Prompt :: Transcribe everything in the Lizzo passage below from "The flute player" down to "normalise their figures.".

++++ Supplied passage

Lizzo is a modern advocate for people of any race, size and gender to love and accept their body. She is currently on the cover of Vogue and is the first “big black woman” to be the cover model for the magazine.

Hype Williams @ Vogue

The flute player and Grammy Awards winner has asserted her dominance in the music industry as well as on social media. She hopes to use her platform to normalise bigger bodies and inspire those who struggle to identify with influencers and figures in the media to love and normalise their figures.

However, as with most trends in the media, Lizzo believes what began as the body positivity movement has been changed by the media.

“Girls with back fat, girls with bellies that hang, girls with thighs that aren’t separated, that overlap,” she said. “Girls with stretch marks. You know, girls who are in the 18-plus club.”

++++++++
++++ Listed records

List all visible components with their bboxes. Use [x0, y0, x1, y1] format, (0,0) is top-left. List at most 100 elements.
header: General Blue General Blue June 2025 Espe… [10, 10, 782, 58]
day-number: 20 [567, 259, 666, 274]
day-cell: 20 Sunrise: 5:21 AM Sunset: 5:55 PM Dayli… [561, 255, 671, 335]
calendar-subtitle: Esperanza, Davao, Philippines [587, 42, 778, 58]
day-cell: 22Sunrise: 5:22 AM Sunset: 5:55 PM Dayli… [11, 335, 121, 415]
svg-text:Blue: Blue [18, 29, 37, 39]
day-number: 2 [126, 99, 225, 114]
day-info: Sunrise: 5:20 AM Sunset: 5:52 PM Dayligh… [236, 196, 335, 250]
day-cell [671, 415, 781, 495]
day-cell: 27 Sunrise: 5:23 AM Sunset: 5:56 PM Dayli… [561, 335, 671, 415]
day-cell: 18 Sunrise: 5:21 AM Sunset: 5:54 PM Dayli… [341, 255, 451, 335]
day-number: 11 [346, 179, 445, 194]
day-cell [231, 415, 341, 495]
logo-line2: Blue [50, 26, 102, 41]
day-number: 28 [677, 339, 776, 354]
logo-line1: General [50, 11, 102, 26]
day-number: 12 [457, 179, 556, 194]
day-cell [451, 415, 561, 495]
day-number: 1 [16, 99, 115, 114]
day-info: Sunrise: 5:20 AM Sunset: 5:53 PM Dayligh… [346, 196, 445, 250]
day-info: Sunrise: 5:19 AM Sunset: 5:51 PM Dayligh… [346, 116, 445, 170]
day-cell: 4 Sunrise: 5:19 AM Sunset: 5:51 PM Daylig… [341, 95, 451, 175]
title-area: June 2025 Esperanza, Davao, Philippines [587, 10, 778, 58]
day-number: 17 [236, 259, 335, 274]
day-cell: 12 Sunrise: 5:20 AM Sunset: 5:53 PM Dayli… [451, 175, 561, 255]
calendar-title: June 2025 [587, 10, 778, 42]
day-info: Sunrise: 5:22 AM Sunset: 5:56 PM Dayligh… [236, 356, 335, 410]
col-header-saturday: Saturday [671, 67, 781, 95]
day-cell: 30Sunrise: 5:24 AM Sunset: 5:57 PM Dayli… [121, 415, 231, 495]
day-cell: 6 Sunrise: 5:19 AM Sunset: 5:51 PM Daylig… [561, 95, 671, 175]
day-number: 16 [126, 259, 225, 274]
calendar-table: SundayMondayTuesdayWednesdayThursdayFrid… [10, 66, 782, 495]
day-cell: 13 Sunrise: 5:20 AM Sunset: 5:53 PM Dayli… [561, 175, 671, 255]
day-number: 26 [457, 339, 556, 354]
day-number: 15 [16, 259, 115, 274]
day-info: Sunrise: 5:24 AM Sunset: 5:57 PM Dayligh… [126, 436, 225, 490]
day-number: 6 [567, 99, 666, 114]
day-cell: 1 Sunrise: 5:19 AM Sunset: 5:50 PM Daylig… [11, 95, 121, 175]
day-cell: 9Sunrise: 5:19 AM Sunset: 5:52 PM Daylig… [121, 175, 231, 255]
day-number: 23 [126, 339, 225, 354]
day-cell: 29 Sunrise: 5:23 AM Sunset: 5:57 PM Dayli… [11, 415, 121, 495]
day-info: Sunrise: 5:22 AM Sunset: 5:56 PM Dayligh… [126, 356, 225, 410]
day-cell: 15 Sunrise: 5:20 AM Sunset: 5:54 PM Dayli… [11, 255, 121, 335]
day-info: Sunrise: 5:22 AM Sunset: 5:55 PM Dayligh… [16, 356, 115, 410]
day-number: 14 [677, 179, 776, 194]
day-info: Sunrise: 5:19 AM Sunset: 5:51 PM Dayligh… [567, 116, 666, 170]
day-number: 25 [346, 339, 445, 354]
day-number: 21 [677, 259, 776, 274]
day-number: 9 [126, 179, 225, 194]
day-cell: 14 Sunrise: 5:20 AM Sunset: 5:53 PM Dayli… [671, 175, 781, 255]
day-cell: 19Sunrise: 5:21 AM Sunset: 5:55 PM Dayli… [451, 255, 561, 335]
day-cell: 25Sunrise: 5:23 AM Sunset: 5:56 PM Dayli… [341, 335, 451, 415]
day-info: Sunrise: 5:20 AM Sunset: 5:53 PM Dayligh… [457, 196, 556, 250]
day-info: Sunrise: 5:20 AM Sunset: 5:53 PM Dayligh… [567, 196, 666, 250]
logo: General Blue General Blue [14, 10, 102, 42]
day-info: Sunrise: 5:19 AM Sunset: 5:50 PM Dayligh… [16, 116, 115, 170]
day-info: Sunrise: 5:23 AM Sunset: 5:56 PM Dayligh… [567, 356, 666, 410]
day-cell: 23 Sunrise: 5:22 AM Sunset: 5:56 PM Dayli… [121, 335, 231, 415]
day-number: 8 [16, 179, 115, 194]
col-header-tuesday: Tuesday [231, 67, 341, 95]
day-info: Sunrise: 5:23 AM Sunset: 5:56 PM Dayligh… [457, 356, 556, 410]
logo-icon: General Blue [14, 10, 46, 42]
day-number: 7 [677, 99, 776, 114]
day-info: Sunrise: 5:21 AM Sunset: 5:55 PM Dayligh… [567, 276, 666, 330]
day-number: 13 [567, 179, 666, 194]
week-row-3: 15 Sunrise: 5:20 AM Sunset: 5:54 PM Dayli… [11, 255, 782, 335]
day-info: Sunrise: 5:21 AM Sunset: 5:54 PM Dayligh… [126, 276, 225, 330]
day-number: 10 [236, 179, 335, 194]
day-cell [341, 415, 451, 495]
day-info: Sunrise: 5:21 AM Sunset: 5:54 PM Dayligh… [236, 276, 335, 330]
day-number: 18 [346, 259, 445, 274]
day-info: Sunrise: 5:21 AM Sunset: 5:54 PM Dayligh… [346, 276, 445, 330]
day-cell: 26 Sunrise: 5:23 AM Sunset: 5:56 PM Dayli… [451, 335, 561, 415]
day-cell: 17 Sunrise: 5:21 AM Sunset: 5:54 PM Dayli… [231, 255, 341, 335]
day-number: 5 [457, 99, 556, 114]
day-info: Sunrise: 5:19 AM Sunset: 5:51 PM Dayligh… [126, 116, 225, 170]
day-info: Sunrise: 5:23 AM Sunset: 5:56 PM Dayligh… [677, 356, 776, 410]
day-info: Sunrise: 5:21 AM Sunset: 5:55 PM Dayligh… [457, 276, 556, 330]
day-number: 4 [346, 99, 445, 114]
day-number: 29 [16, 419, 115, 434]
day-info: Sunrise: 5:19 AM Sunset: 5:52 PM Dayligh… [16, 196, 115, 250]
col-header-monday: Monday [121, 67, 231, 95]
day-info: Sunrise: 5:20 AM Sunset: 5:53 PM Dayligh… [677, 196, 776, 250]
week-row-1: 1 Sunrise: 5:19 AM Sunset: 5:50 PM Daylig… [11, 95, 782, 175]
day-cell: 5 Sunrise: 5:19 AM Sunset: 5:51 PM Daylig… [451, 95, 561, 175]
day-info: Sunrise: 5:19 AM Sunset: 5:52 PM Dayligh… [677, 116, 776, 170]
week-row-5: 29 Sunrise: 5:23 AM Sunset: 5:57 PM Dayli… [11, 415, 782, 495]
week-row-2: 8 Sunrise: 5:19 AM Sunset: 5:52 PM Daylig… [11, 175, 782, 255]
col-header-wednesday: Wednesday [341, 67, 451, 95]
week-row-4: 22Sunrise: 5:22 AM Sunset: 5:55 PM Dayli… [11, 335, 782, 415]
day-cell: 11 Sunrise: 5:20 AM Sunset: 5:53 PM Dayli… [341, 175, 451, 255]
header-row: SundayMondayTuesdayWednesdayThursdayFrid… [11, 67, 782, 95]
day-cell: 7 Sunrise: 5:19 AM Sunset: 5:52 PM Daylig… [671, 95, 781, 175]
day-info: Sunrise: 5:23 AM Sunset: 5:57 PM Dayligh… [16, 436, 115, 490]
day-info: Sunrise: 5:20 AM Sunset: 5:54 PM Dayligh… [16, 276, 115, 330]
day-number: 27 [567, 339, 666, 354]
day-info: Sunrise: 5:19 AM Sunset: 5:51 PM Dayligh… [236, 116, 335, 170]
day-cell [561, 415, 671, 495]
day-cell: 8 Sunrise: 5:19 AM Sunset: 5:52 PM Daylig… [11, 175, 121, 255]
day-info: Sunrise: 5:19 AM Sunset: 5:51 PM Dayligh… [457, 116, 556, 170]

++++++++

Result below ::
The flute player and Grammy Awards winner has asserted her dominance in the music industry as well as on social media. She hopes to use her platform to normalise bigger bodies and inspire those who struggle to identify with influencers and figures in the media to love and normalise their figures.